» SET TASK
Write out all the entries word for word and omit any pictures.

### RECORDS FOR PROCESSING ###

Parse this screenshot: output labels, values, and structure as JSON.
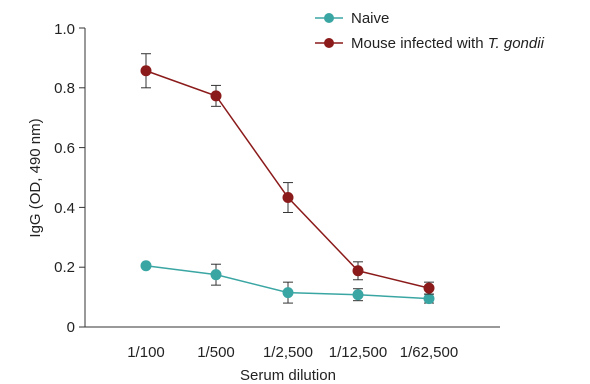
{
  "chart_data": {
    "type": "line",
    "xlabel": "Serum dilution",
    "ylabel": "IgG (OD, 490 nm)",
    "categories": [
      "1/100",
      "1/500",
      "1/2,500",
      "1/12,500",
      "1/62,500"
    ],
    "ylim": [
      0,
      1.0
    ],
    "yticks": [
      "0",
      "0.2",
      "0.4",
      "0.6",
      "0.8",
      "1.0"
    ],
    "ytick_values": [
      0,
      0.2,
      0.4,
      0.6,
      0.8,
      1.0
    ],
    "grid": false,
    "legend_position": "top-right",
    "series": [
      {
        "name": "Naive",
        "name_plain": "Naive",
        "color": "#3aa6a3",
        "values": [
          0.205,
          0.175,
          0.115,
          0.108,
          0.095
        ],
        "errors": [
          0.0,
          0.035,
          0.035,
          0.02,
          0.015
        ]
      },
      {
        "name": "Mouse infected with T. gondii",
        "name_plain": "Mouse infected with ",
        "name_italic": "T. gondii",
        "color": "#8b1a1a",
        "values": [
          0.857,
          0.773,
          0.433,
          0.188,
          0.13
        ],
        "errors": [
          0.057,
          0.035,
          0.05,
          0.03,
          0.02
        ]
      }
    ]
  }
}
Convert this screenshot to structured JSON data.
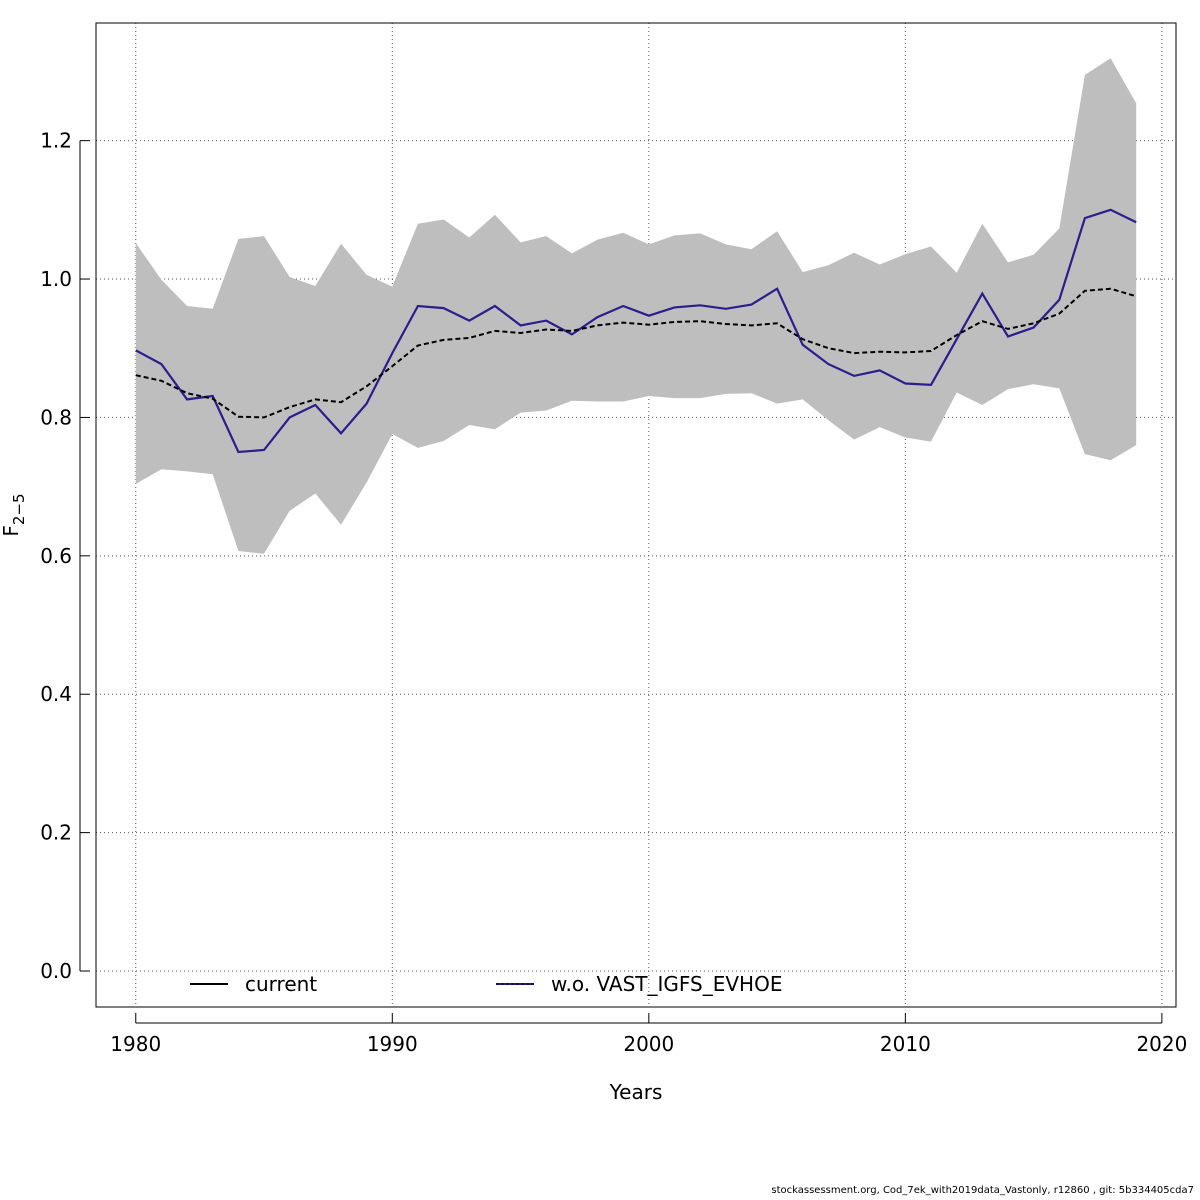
{
  "chart_data": {
    "type": "line",
    "title": "",
    "xlabel": "Years",
    "ylabel_main": "F",
    "ylabel_sub": "2−5",
    "xlim": [
      1978.45,
      2020.55
    ],
    "ylim": [
      -0.052,
      1.37
    ],
    "x_ticks": [
      1980,
      1990,
      2000,
      2010,
      2020
    ],
    "y_ticks": [
      0.0,
      0.2,
      0.4,
      0.6,
      0.8,
      1.0,
      1.2
    ],
    "y_tick_labels": [
      "0.0",
      "0.2",
      "0.4",
      "0.6",
      "0.8",
      "1.0",
      "1.2"
    ],
    "grid": "dotted",
    "legend_position": "bottom",
    "band_color": "#bebebe",
    "years": [
      1980,
      1981,
      1982,
      1983,
      1984,
      1985,
      1986,
      1987,
      1988,
      1989,
      1990,
      1991,
      1992,
      1993,
      1994,
      1995,
      1996,
      1997,
      1998,
      1999,
      2000,
      2001,
      2002,
      2003,
      2004,
      2005,
      2006,
      2007,
      2008,
      2009,
      2010,
      2011,
      2012,
      2013,
      2014,
      2015,
      2016,
      2017,
      2018,
      2019
    ],
    "band_upper": [
      1.052,
      0.999,
      0.961,
      0.957,
      1.058,
      1.062,
      1.003,
      0.99,
      1.051,
      1.006,
      0.989,
      1.08,
      1.086,
      1.06,
      1.093,
      1.053,
      1.062,
      1.037,
      1.057,
      1.067,
      1.05,
      1.063,
      1.066,
      1.05,
      1.043,
      1.069,
      1.01,
      1.02,
      1.038,
      1.021,
      1.036,
      1.047,
      1.009,
      1.08,
      1.024,
      1.035,
      1.073,
      1.295,
      1.319,
      1.254
    ],
    "band_lower": [
      0.704,
      0.725,
      0.722,
      0.718,
      0.607,
      0.603,
      0.665,
      0.69,
      0.645,
      0.706,
      0.776,
      0.756,
      0.766,
      0.789,
      0.783,
      0.807,
      0.81,
      0.824,
      0.823,
      0.823,
      0.831,
      0.828,
      0.828,
      0.834,
      0.835,
      0.82,
      0.826,
      0.796,
      0.768,
      0.786,
      0.771,
      0.765,
      0.836,
      0.818,
      0.841,
      0.848,
      0.842,
      0.747,
      0.738,
      0.76
    ],
    "series": [
      {
        "name": "current",
        "color": "#000000",
        "dash": "dashed",
        "values": [
          0.861,
          0.853,
          0.835,
          0.827,
          0.801,
          0.8,
          0.815,
          0.826,
          0.822,
          0.845,
          0.874,
          0.904,
          0.912,
          0.915,
          0.925,
          0.922,
          0.927,
          0.925,
          0.933,
          0.937,
          0.934,
          0.938,
          0.939,
          0.935,
          0.933,
          0.936,
          0.913,
          0.9,
          0.893,
          0.895,
          0.894,
          0.896,
          0.919,
          0.939,
          0.928,
          0.936,
          0.95,
          0.983,
          0.986,
          0.975
        ]
      },
      {
        "name": "w.o. VAST_IGFS_EVHOE",
        "color": "#2b1e8c",
        "dash": "solid",
        "values": [
          0.897,
          0.877,
          0.826,
          0.831,
          0.75,
          0.753,
          0.8,
          0.818,
          0.777,
          0.82,
          0.893,
          0.961,
          0.958,
          0.94,
          0.961,
          0.933,
          0.94,
          0.92,
          0.945,
          0.961,
          0.947,
          0.959,
          0.962,
          0.957,
          0.963,
          0.986,
          0.905,
          0.877,
          0.86,
          0.868,
          0.849,
          0.847,
          0.913,
          0.979,
          0.917,
          0.93,
          0.97,
          1.088,
          1.1,
          1.082
        ]
      }
    ]
  },
  "legend": {
    "current_label": "current",
    "wo_label": "w.o. VAST_IGFS_EVHOE"
  },
  "footer": "stockassessment.org, Cod_7ek_with2019data_Vastonly, r12860 , git: 5b334405cda7"
}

###

» THE REPLY
Parse this screenshot: output labels, values, and structure as JSON.
{
  "chart_data": {
    "type": "line",
    "xlabel": "Serum dilution",
    "ylabel": "IgG (OD, 490 nm)",
    "categories": [
      "1/100",
      "1/500",
      "1/2,500",
      "1/12,500",
      "1/62,500"
    ],
    "ylim": [
      0,
      1.0
    ],
    "yticks": [
      "0",
      "0.2",
      "0.4",
      "0.6",
      "0.8",
      "1.0"
    ],
    "ytick_values": [
      0,
      0.2,
      0.4,
      0.6,
      0.8,
      1.0
    ],
    "grid": false,
    "legend_position": "top-right",
    "series": [
      {
        "name": "Naive",
        "name_plain": "Naive",
        "color": "#3aa6a3",
        "values": [
          0.205,
          0.175,
          0.115,
          0.108,
          0.095
        ],
        "errors": [
          0.0,
          0.035,
          0.035,
          0.02,
          0.015
        ]
      },
      {
        "name": "Mouse infected with T. gondii",
        "name_plain": "Mouse infected with ",
        "name_italic": "T. gondii",
        "color": "#8b1a1a",
        "values": [
          0.857,
          0.773,
          0.433,
          0.188,
          0.13
        ],
        "errors": [
          0.057,
          0.035,
          0.05,
          0.03,
          0.02
        ]
      }
    ]
  }
}
Convert this screenshot to structured JSON data.
{
  "chart_data": {
    "type": "line",
    "title": "",
    "xlabel": "Years",
    "ylabel_main": "F",
    "ylabel_sub": "2−5",
    "xlim": [
      1978.45,
      2020.55
    ],
    "ylim": [
      -0.052,
      1.37
    ],
    "x_ticks": [
      1980,
      1990,
      2000,
      2010,
      2020
    ],
    "y_ticks": [
      0.0,
      0.2,
      0.4,
      0.6,
      0.8,
      1.0,
      1.2
    ],
    "y_tick_labels": [
      "0.0",
      "0.2",
      "0.4",
      "0.6",
      "0.8",
      "1.0",
      "1.2"
    ],
    "grid": "dotted",
    "legend_position": "bottom",
    "band_color": "#bebebe",
    "years": [
      1980,
      1981,
      1982,
      1983,
      1984,
      1985,
      1986,
      1987,
      1988,
      1989,
      1990,
      1991,
      1992,
      1993,
      1994,
      1995,
      1996,
      1997,
      1998,
      1999,
      2000,
      2001,
      2002,
      2003,
      2004,
      2005,
      2006,
      2007,
      2008,
      2009,
      2010,
      2011,
      2012,
      2013,
      2014,
      2015,
      2016,
      2017,
      2018,
      2019
    ],
    "band_upper": [
      1.052,
      0.999,
      0.961,
      0.957,
      1.058,
      1.062,
      1.003,
      0.99,
      1.051,
      1.006,
      0.989,
      1.08,
      1.086,
      1.06,
      1.093,
      1.053,
      1.062,
      1.037,
      1.057,
      1.067,
      1.05,
      1.063,
      1.066,
      1.05,
      1.043,
      1.069,
      1.01,
      1.02,
      1.038,
      1.021,
      1.036,
      1.047,
      1.009,
      1.08,
      1.024,
      1.035,
      1.073,
      1.295,
      1.319,
      1.254
    ],
    "band_lower": [
      0.704,
      0.725,
      0.722,
      0.718,
      0.607,
      0.603,
      0.665,
      0.69,
      0.645,
      0.706,
      0.776,
      0.756,
      0.766,
      0.789,
      0.783,
      0.807,
      0.81,
      0.824,
      0.823,
      0.823,
      0.831,
      0.828,
      0.828,
      0.834,
      0.835,
      0.82,
      0.826,
      0.796,
      0.768,
      0.786,
      0.771,
      0.765,
      0.836,
      0.818,
      0.841,
      0.848,
      0.842,
      0.747,
      0.738,
      0.76
    ],
    "series": [
      {
        "name": "current",
        "color": "#000000",
        "dash": "dashed",
        "values": [
          0.861,
          0.853,
          0.835,
          0.827,
          0.801,
          0.8,
          0.815,
          0.826,
          0.822,
          0.845,
          0.874,
          0.904,
          0.912,
          0.915,
          0.925,
          0.922,
          0.927,
          0.925,
          0.933,
          0.937,
          0.934,
          0.938,
          0.939,
          0.935,
          0.933,
          0.936,
          0.913,
          0.9,
          0.893,
          0.895,
          0.894,
          0.896,
          0.919,
          0.939,
          0.928,
          0.936,
          0.95,
          0.983,
          0.986,
          0.975
        ]
      },
      {
        "name": "w.o. VAST_IGFS_EVHOE",
        "color": "#2b1e8c",
        "dash": "solid",
        "values": [
          0.897,
          0.877,
          0.826,
          0.831,
          0.75,
          0.753,
          0.8,
          0.818,
          0.777,
          0.82,
          0.893,
          0.961,
          0.958,
          0.94,
          0.961,
          0.933,
          0.94,
          0.92,
          0.945,
          0.961,
          0.947,
          0.959,
          0.962,
          0.957,
          0.963,
          0.986,
          0.905,
          0.877,
          0.86,
          0.868,
          0.849,
          0.847,
          0.913,
          0.979,
          0.917,
          0.93,
          0.97,
          1.088,
          1.1,
          1.082
        ]
      }
    ]
  },
  "legend": {
    "current_label": "current",
    "wo_label": "w.o. VAST_IGFS_EVHOE"
  },
  "footer": "stockassessment.org, Cod_7ek_with2019data_Vastonly, r12860 , git: 5b334405cda7"
}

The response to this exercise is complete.